Every line with the string "color" should be gathered.

# # # # # # #

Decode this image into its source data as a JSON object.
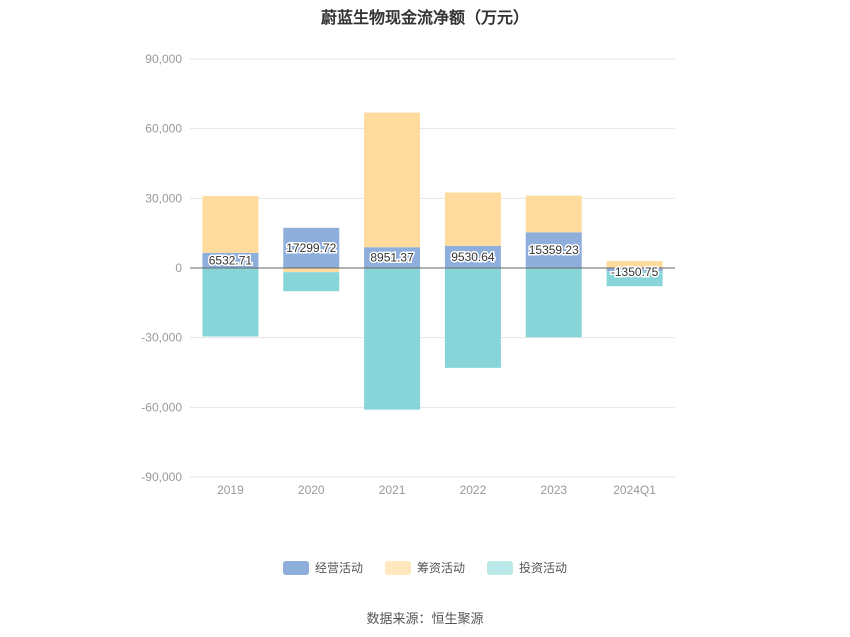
{
  "chart_data": {
    "type": "bar",
    "stacked": true,
    "title": "蔚蓝生物现金流净额（万元）",
    "categories": [
      "2019",
      "2020",
      "2021",
      "2022",
      "2023",
      "2024Q1"
    ],
    "ylim": [
      -90000,
      90000
    ],
    "yticks": [
      "90,000",
      "60,000",
      "30,000",
      "0",
      "-30,000",
      "-60,000",
      "-90,000"
    ],
    "ytick_values": [
      90000,
      60000,
      30000,
      0,
      -30000,
      -60000,
      -90000
    ],
    "grid": true,
    "legend_position": "bottom",
    "series": [
      {
        "name": "经营活动",
        "color": "#8eaedb",
        "values": [
          6532.71,
          17299.72,
          8951.37,
          9530.64,
          15359.23,
          -1350.75
        ],
        "labels": [
          "6532.71",
          "17299.72",
          "8951.37",
          "9530.64",
          "15359.23",
          "-1350.75"
        ]
      },
      {
        "name": "筹资活动",
        "color": "#ffdb9e",
        "values": [
          24500,
          -1800,
          58000,
          23000,
          15800,
          3000
        ]
      },
      {
        "name": "投资活动",
        "color": "#88d5d9",
        "values": [
          -29500,
          -8200,
          -61000,
          -43000,
          -29800,
          -6500
        ]
      }
    ]
  },
  "legend": {
    "items": [
      {
        "label": "经营活动",
        "color": "#8eaedb"
      },
      {
        "label": "筹资活动",
        "color": "#ffe7bf"
      },
      {
        "label": "投资活动",
        "color": "#bde8e9"
      }
    ]
  },
  "source": "数据来源：恒生聚源"
}
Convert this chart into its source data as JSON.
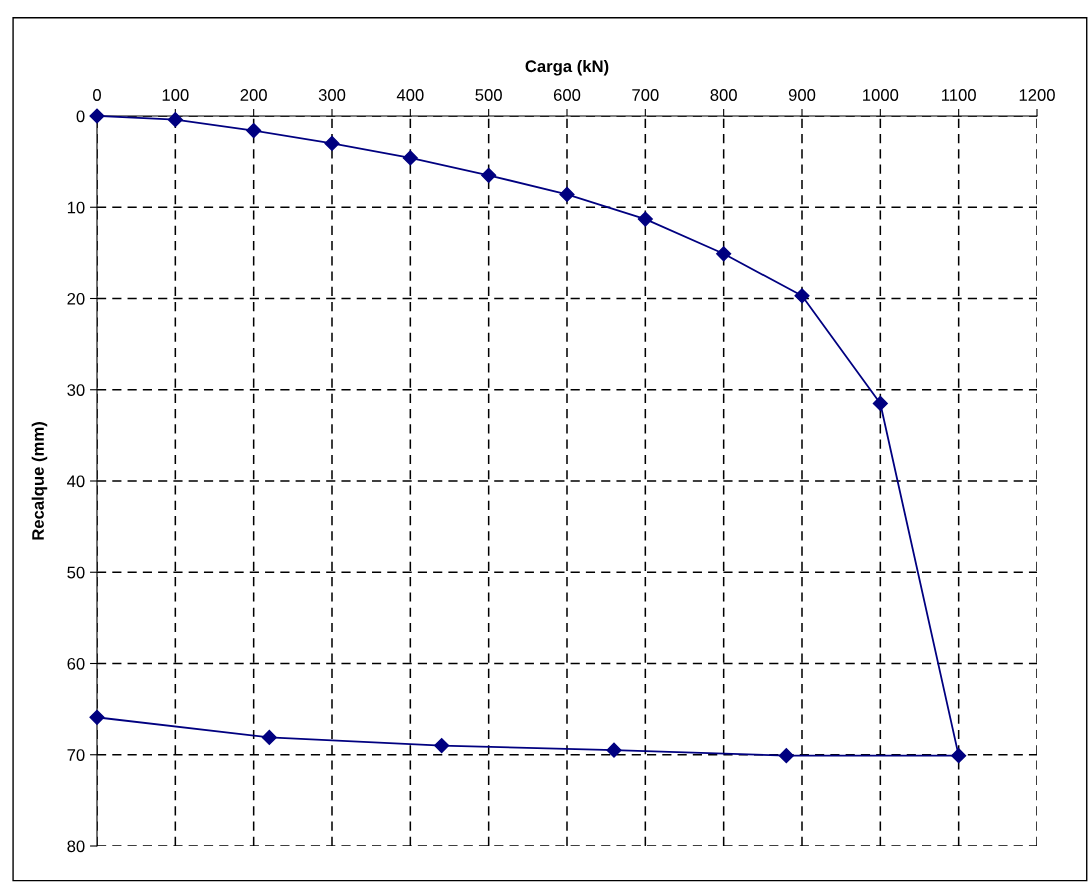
{
  "chart_data": {
    "type": "line",
    "xlabel": "Carga (kN)",
    "ylabel": "Recalque (mm)",
    "series": [
      {
        "color": "#000080",
        "x": [
          0,
          100,
          200,
          300,
          400,
          500,
          600,
          700,
          800,
          900,
          1000,
          1100,
          880,
          660,
          440,
          220,
          0
        ],
        "values": [
          0,
          0.4,
          1.6,
          3.0,
          4.6,
          6.5,
          8.6,
          11.3,
          15.1,
          19.7,
          31.5,
          70.1,
          70.1,
          69.5,
          69.0,
          68.1,
          65.9
        ]
      }
    ],
    "xlim": [
      0,
      1200
    ],
    "xticks": [
      0,
      100,
      200,
      300,
      400,
      500,
      600,
      700,
      800,
      900,
      1000,
      1100,
      1200
    ],
    "ylim": [
      80,
      0
    ],
    "yticks": [
      0,
      10,
      20,
      30,
      40,
      50,
      60,
      70,
      80
    ],
    "grid": true,
    "marker": "diamond",
    "line_style": "solid"
  }
}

# # # # # # #

CORRECT RESPONSE ::
        "color": "#8eaedb",
        "color": "#ffdb9e",
        "color": "#88d5d9",
        "color": "#8eaedb"
        "color": "#ffe7bf"
        "color": "#bde8e9"
        "color": "#000080",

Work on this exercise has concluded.